# [Records shown]
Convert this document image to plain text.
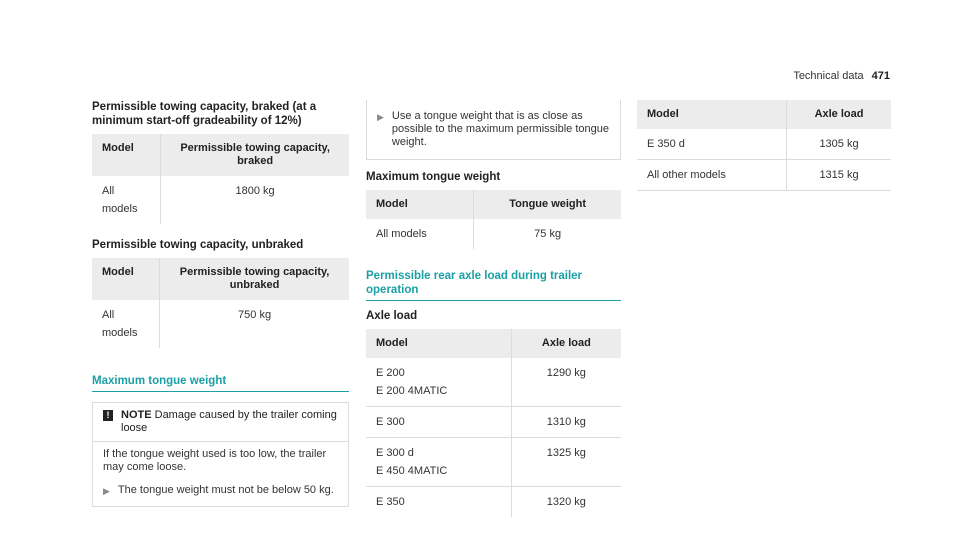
Technical data 471
Permissible towing capacity, braked (at a minimum start-off gradeability of 12%)
Model	Permissible towing capacity, braked
All models	1800 kg
Permissible towing capacity, unbraked
Model	Permissible towing capacity, unbraked
All models	750 kg
Maximum tongue weight
!	NOTE Damage caused by the trailer coming loose
If the tongue weight used is too low, the trailer may come loose.
▶ The tongue weight must not be below 50 kg.
▶ Use a tongue weight that is as close as possible to the maximum permissible tongue weight.
Maximum tongue weight
Model	Tongue weight
All models	75 kg
Permissible rear axle load during trailer operation
Axle load
Model	Axle load

E 200
E 200 4MATIC	1290 kg

E 300	1310 kg

E 300 d
E 450 4MATIC	1325 kg

E 350	1320 kg
Model	Axle load
E 350 d	1305 kg
All other models	1315 kg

# [Problem to solve]
Write out the listing above again, exactly, but with no pictures in the copy.

# [Solution to the problem]
Convert this document image to plain text.
Technical data 471
Permissible towing capacity, braked (at a minimum start-off gradeability of 12%)
Model	Permissible towing capacity, braked
All models	1800 kg
Permissible towing capacity, unbraked
Model	Permissible towing capacity, unbraked
All models	750 kg
Maximum tongue weight
!	NOTE Damage caused by the trailer coming loose
If the tongue weight used is too low, the trailer may come loose.
▶ The tongue weight must not be below 50 kg.
▶ Use a tongue weight that is as close as possible to the maximum permissible tongue weight.
Maximum tongue weight
Model	Tongue weight
All models	75 kg
Permissible rear axle load during trailer operation
Axle load
Model	Axle load

E 200
E 200 4MATIC	1290 kg

E 300	1310 kg

E 300 d
E 450 4MATIC	1325 kg

E 350	1320 kg
Model	Axle load
E 350 d	1305 kg
All other models	1315 kg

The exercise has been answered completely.